> **GOALS**:
1) Write out the part of the food versioning text between "Two years ago, I" and "update food versions.", inclusive.
2) Pick up the text on versioning food records in a database at the point where it ends, and carry it forward.

> **TEXT**:
Two years ago, I asked a question about how to model a food's relationship with its nutrients. Today, that design has evolved. The biggest change is that whenever a food is updated, we insert a new row into the food_versions table. We do not delete or update food versions.

This design was influenced by the following answer: https://dba.stackexchange.com/a/278893/240214. I've since learnt this is based on a Type 2 'slowly changing dimension'.

Additional information

A food version's nutrients (e.g. fat), allergens (e.g. milk), and diets (e.g. vegetarian) are stored in seperate tables and can also change over time. For example, a new food version that has a change to ingredients will often need new nutrient records also.

The relevant tables

CREATE TABLE "foods" (
  "id" uuid DEFAULT gen_random_uuid() PRIMARY KEY, -- Surrogate key
  "code" text NOT NULL, -- Natural key
  "organisation_id" uuid NOT NULL REFERENCES "manufacturer"("id") ON DELETE CASCADE,
  UNIQUE("code", "organisation_id") -- One natural key per manufacturer
);

CREATE TABLE "food_versions" (
  "food_id" uuid REFERENCES "foods"("id") ON DELETE CASCADE,
  "created_time" TIMESTAMP(6) WITH TIME ZONE DEFAULT NOW(),
  "name" text NOT NULL,
  "quantity" numeric NOT NULL,
  "quantity_unit_id" text NOT NULL REFERENCES "units"("id"),
  "ingredients" text NOT NULL,
  PRIMARY KEY("food_id", "created_time")
);

CREATE TABLE "food_nutrients" (
  "food_id" uuid REFERENCES "foods"("id") ON DELETE CASCADE,
  "nutrient_id" text REFERENCES "nutrients"("id"),
  "created_time" TIMESTAMP(6) WITH TIME ZONE DEFAULT NOW(),
  "quantity" numeric NOT NULL,
  "quantity_unit_id" text NOT NULL REFERENCES "units"("id"),
  PRIMARY KEY("food_id", "nutrient_id", "created_time")

> **COLLECTED DATA**:

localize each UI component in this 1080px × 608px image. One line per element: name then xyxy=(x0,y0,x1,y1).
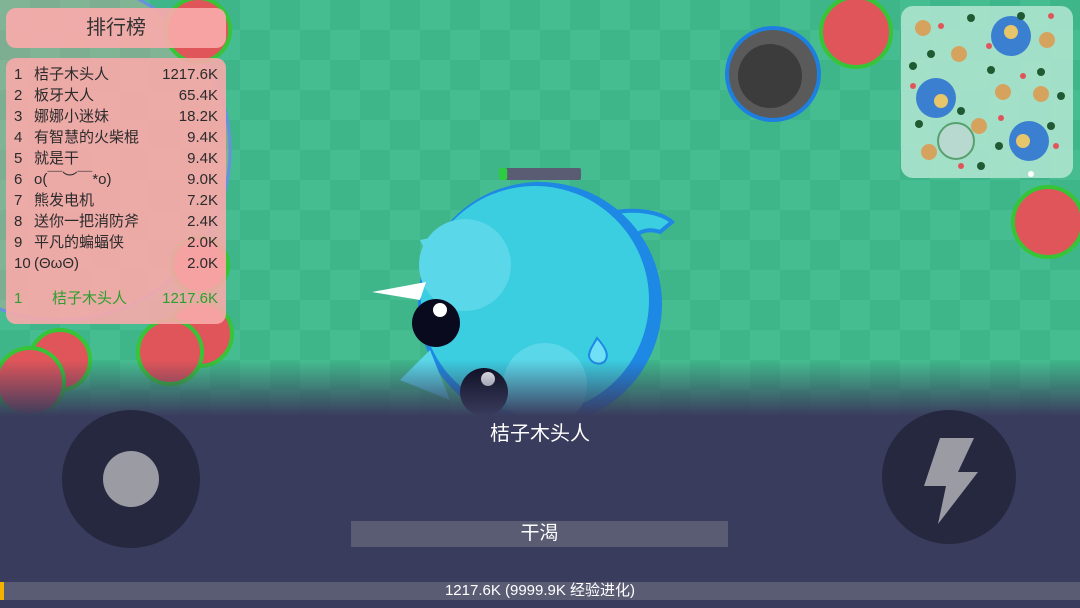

> **ANSWERS BY TASK**:
1)
Two years ago, I asked a question about how to model a food's relationship with its nutrients. Today, that design has evolved. The biggest change is that whenever a food is updated, we insert a new row into the food_versions table. We do not delete or update food versions.

2)
);

CREATE TABLE "food_allergens" (
  "food_id" uuid REFERENCES "foods"("id") ON DELETE CASCADE,
  "allergen_id" text REFERENCES "allergens"("id"),
  "created_time" TIMESTAMP(6) WITH TIME ZONE DEFAULT NOW(),
  "status" text NOT NULL, -- 'FREE_FROM', 'MAY_CONTAIN', 'CONTAINS'
  PRIMARY KEY("food_id", "allergen_id", "created_time")
);

CREATE TABLE "food_diets" (
  "food_id" uuid REFERENCES "foods"("id") ON DELETE CASCADE,
  "diet_id" text REFERENCES "diets"("id"),
  "created_time" TIMESTAMP(6) WITH TIME ZONE DEFAULT NOW(),
  PRIMARY KEY("food_id", "diet_id", "created_time")
);

The data in these tables changes in bulk several times a year when we receive new catalogues (semi-structured spreadsheets) from food manufacturers.

Our import process

  1. Move the data we need from the manufacturer's semi-structured spreadsheet into our own structured spreadsheet. This looks similar to if all tables above were joined together:
code name ... fat ... peanuts ... vegetarian ...
1 Sausage roll ... 21 ... FALSE ... FALSE ...
  1. For each row in the structured spreadsheet, select the food from the database by code and compare its fields against those in the spreadsheet. This also requires querying relations (nutrients, allergens, and diets).

  2. If fields have changed, determine which tables to insert new rows into.

For brevity, I've not included cases where the update is an addition (e.g. a new food) or removal (e.g. delisting of a food or removal of an allergen).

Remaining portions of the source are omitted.